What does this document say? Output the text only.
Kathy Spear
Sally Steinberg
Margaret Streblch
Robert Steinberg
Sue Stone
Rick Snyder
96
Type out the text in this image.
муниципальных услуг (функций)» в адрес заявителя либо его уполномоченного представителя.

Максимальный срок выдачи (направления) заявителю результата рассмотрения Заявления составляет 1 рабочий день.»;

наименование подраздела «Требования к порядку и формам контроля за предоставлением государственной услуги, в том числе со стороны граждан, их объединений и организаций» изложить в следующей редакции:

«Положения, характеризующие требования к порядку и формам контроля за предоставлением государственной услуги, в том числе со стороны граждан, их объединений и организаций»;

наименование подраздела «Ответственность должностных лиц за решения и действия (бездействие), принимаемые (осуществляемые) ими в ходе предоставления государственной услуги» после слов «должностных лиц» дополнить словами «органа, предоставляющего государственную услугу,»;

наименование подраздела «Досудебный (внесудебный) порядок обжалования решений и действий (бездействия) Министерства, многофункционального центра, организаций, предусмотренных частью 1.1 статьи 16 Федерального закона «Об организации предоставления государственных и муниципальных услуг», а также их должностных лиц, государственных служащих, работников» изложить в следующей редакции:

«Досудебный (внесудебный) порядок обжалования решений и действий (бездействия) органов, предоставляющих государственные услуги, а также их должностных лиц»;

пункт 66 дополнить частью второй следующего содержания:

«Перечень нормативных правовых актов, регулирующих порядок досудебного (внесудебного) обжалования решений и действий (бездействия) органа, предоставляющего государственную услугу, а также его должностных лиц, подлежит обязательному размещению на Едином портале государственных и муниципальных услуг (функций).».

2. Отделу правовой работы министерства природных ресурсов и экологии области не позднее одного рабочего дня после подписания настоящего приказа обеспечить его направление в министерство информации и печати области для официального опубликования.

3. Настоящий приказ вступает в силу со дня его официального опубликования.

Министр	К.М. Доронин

◆ SHORT TASK
Select every line above that contains the word "text", and copy it.

◆ TASK SOLUTION
What does this document say? Output the text only.
Type out the text in this image.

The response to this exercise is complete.